EXERCISE GOAL
Can you quote the records below in full, word for word?

===== INPUT ROWS

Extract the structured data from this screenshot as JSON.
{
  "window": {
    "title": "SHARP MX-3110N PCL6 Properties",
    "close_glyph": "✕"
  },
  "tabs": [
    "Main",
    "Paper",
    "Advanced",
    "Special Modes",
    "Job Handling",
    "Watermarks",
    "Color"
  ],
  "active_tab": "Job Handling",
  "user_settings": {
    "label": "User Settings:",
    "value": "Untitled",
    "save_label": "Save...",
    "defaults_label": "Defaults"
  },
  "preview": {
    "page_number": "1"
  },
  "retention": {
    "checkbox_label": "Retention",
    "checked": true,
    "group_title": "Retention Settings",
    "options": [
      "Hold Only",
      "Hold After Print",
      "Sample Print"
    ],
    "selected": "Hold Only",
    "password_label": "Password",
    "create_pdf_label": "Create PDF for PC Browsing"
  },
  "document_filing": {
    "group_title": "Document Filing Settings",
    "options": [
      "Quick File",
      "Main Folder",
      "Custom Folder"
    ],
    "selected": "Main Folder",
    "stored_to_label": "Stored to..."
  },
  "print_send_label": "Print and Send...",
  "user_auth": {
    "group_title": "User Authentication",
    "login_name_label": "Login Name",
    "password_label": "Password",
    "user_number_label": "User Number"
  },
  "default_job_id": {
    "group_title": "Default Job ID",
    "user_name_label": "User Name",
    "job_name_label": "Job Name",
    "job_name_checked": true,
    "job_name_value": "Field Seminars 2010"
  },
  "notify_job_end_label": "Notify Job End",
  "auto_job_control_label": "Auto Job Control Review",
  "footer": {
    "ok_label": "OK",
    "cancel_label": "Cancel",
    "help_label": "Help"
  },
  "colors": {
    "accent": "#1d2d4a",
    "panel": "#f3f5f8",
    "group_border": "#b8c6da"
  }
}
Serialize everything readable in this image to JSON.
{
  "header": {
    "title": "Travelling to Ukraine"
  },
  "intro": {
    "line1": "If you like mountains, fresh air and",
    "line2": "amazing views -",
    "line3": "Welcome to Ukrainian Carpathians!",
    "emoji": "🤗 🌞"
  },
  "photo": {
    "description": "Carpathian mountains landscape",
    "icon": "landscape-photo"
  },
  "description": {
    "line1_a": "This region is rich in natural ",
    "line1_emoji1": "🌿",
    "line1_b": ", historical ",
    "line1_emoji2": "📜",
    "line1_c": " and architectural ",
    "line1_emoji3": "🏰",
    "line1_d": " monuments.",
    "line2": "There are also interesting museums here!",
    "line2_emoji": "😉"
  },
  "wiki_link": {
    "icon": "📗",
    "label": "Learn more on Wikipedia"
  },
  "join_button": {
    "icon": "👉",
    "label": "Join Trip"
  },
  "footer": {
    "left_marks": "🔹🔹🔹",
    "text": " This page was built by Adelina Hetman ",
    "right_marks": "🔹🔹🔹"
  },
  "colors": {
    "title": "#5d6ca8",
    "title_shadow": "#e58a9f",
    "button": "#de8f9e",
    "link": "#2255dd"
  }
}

==========

ANSWER
Extract the structured data from this screenshot as JSON.
{
  "window": {
    "title": "SHARP MX-3110N PCL6 Properties",
    "close_glyph": "✕"
  },
  "tabs": [
    "Main",
    "Paper",
    "Advanced",
    "Special Modes",
    "Job Handling",
    "Watermarks",
    "Color"
  ],
  "active_tab": "Job Handling",
  "user_settings": {
    "label": "User Settings:",
    "value": "Untitled",
    "save_label": "Save...",
    "defaults_label": "Defaults"
  },
  "preview": {
    "page_number": "1"
  },
  "retention": {
    "checkbox_label": "Retention",
    "checked": true,
    "group_title": "Retention Settings",
    "options": [
      "Hold Only",
      "Hold After Print",
      "Sample Print"
    ],
    "selected": "Hold Only",
    "password_label": "Password",
    "create_pdf_label": "Create PDF for PC Browsing"
  },
  "document_filing": {
    "group_title": "Document Filing Settings",
    "options": [
      "Quick File",
      "Main Folder",
      "Custom Folder"
    ],
    "selected": "Main Folder",
    "stored_to_label": "Stored to..."
  },
  "print_send_label": "Print and Send...",
  "user_auth": {
    "group_title": "User Authentication",
    "login_name_label": "Login Name",
    "password_label": "Password",
    "user_number_label": "User Number"
  },
  "default_job_id": {
    "group_title": "Default Job ID",
    "user_name_label": "User Name",
    "job_name_label": "Job Name",
    "job_name_checked": true,
    "job_name_value": "Field Seminars 2010"
  },
  "notify_job_end_label": "Notify Job End",
  "auto_job_control_label": "Auto Job Control Review",
  "footer": {
    "ok_label": "OK",
    "cancel_label": "Cancel",
    "help_label": "Help"
  },
  "colors": {
    "accent": "#1d2d4a",
    "panel": "#f3f5f8",
    "group_border": "#b8c6da"
  }
}
Serialize everything readable in this image to JSON.
{
  "header": {
    "title": "Travelling to Ukraine"
  },
  "intro": {
    "line1": "If you like mountains, fresh air and",
    "line2": "amazing views -",
    "line3": "Welcome to Ukrainian Carpathians!",
    "emoji": "🤗 🌞"
  },
  "photo": {
    "description": "Carpathian mountains landscape",
    "icon": "landscape-photo"
  },
  "description": {
    "line1_a": "This region is rich in natural ",
    "line1_emoji1": "🌿",
    "line1_b": ", historical ",
    "line1_emoji2": "📜",
    "line1_c": " and architectural ",
    "line1_emoji3": "🏰",
    "line1_d": " monuments.",
    "line2": "There are also interesting museums here!",
    "line2_emoji": "😉"
  },
  "wiki_link": {
    "icon": "📗",
    "label": "Learn more on Wikipedia"
  },
  "join_button": {
    "icon": "👉",
    "label": "Join Trip"
  },
  "footer": {
    "left_marks": "🔹🔹🔹",
    "text": " This page was built by Adelina Hetman ",
    "right_marks": "🔹🔹🔹"
  },
  "colors": {
    "title": "#5d6ca8",
    "title_shadow": "#e58a9f",
    "button": "#de8f9e",
    "link": "#2255dd"
  }
}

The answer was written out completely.